* EXERCISE TASK: Copy out each line below exactly as it appears.

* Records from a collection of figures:
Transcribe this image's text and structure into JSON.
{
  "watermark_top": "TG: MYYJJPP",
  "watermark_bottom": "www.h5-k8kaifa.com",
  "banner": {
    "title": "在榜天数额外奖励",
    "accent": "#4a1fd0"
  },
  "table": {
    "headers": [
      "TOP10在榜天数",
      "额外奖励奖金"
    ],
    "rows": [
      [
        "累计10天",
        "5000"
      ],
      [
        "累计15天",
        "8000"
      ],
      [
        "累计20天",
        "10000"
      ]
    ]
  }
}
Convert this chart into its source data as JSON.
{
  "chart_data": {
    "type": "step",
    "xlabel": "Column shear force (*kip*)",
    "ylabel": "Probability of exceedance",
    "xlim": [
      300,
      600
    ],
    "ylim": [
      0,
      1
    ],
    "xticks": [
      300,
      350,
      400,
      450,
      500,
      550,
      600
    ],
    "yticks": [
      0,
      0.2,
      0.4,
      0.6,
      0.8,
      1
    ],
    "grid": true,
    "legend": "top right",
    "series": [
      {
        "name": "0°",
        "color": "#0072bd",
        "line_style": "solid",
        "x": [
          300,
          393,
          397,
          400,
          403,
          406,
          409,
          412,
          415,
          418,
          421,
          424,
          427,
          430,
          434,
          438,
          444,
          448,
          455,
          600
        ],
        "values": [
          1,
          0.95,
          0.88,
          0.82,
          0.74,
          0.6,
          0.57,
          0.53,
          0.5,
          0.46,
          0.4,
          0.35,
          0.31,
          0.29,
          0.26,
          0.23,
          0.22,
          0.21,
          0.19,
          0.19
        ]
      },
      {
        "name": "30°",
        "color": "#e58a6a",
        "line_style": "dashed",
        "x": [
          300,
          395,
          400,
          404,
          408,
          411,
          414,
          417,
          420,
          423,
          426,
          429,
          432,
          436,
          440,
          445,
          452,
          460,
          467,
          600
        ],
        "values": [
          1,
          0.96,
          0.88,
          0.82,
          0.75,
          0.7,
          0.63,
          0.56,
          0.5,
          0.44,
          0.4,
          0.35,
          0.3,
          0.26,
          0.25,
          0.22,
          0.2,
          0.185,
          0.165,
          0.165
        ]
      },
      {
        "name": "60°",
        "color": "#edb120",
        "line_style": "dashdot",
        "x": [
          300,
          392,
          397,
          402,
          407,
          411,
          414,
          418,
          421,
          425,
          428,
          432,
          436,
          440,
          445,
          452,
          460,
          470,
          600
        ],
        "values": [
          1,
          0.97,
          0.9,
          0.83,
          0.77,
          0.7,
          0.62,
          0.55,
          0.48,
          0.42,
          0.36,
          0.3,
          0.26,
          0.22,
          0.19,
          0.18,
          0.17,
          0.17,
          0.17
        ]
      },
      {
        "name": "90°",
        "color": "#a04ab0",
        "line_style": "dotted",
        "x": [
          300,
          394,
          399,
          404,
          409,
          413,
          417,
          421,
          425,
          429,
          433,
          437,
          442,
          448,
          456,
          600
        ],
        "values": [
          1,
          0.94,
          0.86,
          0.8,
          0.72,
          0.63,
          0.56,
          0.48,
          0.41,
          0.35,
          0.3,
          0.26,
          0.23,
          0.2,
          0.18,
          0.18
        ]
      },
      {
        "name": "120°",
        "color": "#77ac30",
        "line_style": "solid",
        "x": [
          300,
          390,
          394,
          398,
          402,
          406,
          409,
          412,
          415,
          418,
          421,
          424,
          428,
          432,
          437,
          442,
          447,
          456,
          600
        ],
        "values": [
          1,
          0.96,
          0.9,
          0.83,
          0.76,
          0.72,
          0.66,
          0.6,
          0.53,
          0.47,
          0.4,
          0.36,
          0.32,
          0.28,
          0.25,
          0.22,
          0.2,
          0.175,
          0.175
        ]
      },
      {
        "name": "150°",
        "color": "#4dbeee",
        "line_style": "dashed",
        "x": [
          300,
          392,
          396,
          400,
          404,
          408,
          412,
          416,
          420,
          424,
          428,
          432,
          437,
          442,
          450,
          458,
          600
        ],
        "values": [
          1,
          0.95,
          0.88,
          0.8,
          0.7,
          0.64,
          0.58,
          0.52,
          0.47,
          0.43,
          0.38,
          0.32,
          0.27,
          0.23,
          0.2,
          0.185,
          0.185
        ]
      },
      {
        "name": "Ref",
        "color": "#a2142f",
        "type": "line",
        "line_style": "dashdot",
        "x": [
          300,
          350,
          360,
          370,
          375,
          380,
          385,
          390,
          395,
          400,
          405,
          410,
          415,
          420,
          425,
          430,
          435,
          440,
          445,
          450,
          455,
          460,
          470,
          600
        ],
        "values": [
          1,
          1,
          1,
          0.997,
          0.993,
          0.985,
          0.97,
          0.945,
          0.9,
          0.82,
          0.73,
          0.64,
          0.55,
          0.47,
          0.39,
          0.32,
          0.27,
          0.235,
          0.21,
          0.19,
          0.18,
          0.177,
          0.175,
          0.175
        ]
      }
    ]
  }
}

* ANSWER TO THE TASK:
Transcribe this image's text and structure into JSON.
{
  "watermark_top": "TG: MYYJJPP",
  "watermark_bottom": "www.h5-k8kaifa.com",
  "banner": {
    "title": "在榜天数额外奖励",
    "accent": "#4a1fd0"
  },
  "table": {
    "headers": [
      "TOP10在榜天数",
      "额外奖励奖金"
    ],
    "rows": [
      [
        "累计10天",
        "5000"
      ],
      [
        "累计15天",
        "8000"
      ],
      [
        "累计20天",
        "10000"
      ]
    ]
  }
}
Convert this chart into its source data as JSON.
{
  "chart_data": {
    "type": "step",
    "xlabel": "Column shear force (*kip*)",
    "ylabel": "Probability of exceedance",
    "xlim": [
      300,
      600
    ],
    "ylim": [
      0,
      1
    ],
    "xticks": [
      300,
      350,
      400,
      450,
      500,
      550,
      600
    ],
    "yticks": [
      0,
      0.2,
      0.4,
      0.6,
      0.8,
      1
    ],
    "grid": true,
    "legend": "top right",
    "series": [
      {
        "name": "0°",
        "color": "#0072bd",
        "line_style": "solid",
        "x": [
          300,
          393,
          397,
          400,
          403,
          406,
          409,
          412,
          415,
          418,
          421,
          424,
          427,
          430,
          434,
          438,
          444,
          448,
          455,
          600
        ],
        "values": [
          1,
          0.95,
          0.88,
          0.82,
          0.74,
          0.6,
          0.57,
          0.53,
          0.5,
          0.46,
          0.4,
          0.35,
          0.31,
          0.29,
          0.26,
          0.23,
          0.22,
          0.21,
          0.19,
          0.19
        ]
      },
      {
        "name": "30°",
        "color": "#e58a6a",
        "line_style": "dashed",
        "x": [
          300,
          395,
          400,
          404,
          408,
          411,
          414,
          417,
          420,
          423,
          426,
          429,
          432,
          436,
          440,
          445,
          452,
          460,
          467,
          600
        ],
        "values": [
          1,
          0.96,
          0.88,
          0.82,
          0.75,
          0.7,
          0.63,
          0.56,
          0.5,
          0.44,
          0.4,
          0.35,
          0.3,
          0.26,
          0.25,
          0.22,
          0.2,
          0.185,
          0.165,
          0.165
        ]
      },
      {
        "name": "60°",
        "color": "#edb120",
        "line_style": "dashdot",
        "x": [
          300,
          392,
          397,
          402,
          407,
          411,
          414,
          418,
          421,
          425,
          428,
          432,
          436,
          440,
          445,
          452,
          460,
          470,
          600
        ],
        "values": [
          1,
          0.97,
          0.9,
          0.83,
          0.77,
          0.7,
          0.62,
          0.55,
          0.48,
          0.42,
          0.36,
          0.3,
          0.26,
          0.22,
          0.19,
          0.18,
          0.17,
          0.17,
          0.17
        ]
      },
      {
        "name": "90°",
        "color": "#a04ab0",
        "line_style": "dotted",
        "x": [
          300,
          394,
          399,
          404,
          409,
          413,
          417,
          421,
          425,
          429,
          433,
          437,
          442,
          448,
          456,
          600
        ],
        "values": [
          1,
          0.94,
          0.86,
          0.8,
          0.72,
          0.63,
          0.56,
          0.48,
          0.41,
          0.35,
          0.3,
          0.26,
          0.23,
          0.2,
          0.18,
          0.18
        ]
      },
      {
        "name": "120°",
        "color": "#77ac30",
        "line_style": "solid",
        "x": [
          300,
          390,
          394,
          398,
          402,
          406,
          409,
          412,
          415,
          418,
          421,
          424,
          428,
          432,
          437,
          442,
          447,
          456,
          600
        ],
        "values": [
          1,
          0.96,
          0.9,
          0.83,
          0.76,
          0.72,
          0.66,
          0.6,
          0.53,
          0.47,
          0.4,
          0.36,
          0.32,
          0.28,
          0.25,
          0.22,
          0.2,
          0.175,
          0.175
        ]
      },
      {
        "name": "150°",
        "color": "#4dbeee",
        "line_style": "dashed",
        "x": [
          300,
          392,
          396,
          400,
          404,
          408,
          412,
          416,
          420,
          424,
          428,
          432,
          437,
          442,
          450,
          458,
          600
        ],
        "values": [
          1,
          0.95,
          0.88,
          0.8,
          0.7,
          0.64,
          0.58,
          0.52,
          0.47,
          0.43,
          0.38,
          0.32,
          0.27,
          0.23,
          0.2,
          0.185,
          0.185
        ]
      },
      {
        "name": "Ref",
        "color": "#a2142f",
        "type": "line",
        "line_style": "dashdot",
        "x": [
          300,
          350,
          360,
          370,
          375,
          380,
          385,
          390,
          395,
          400,
          405,
          410,
          415,
          420,
          425,
          430,
          435,
          440,
          445,
          450,
          455,
          460,
          470,
          600
        ],
        "values": [
          1,
          1,
          1,
          0.997,
          0.993,
          0.985,
          0.97,
          0.945,
          0.9,
          0.82,
          0.73,
          0.64,
          0.55,
          0.47,
          0.39,
          0.32,
          0.27,
          0.235,
          0.21,
          0.19,
          0.18,
          0.177,
          0.175,
          0.175
        ]
      }
    ]
  }
}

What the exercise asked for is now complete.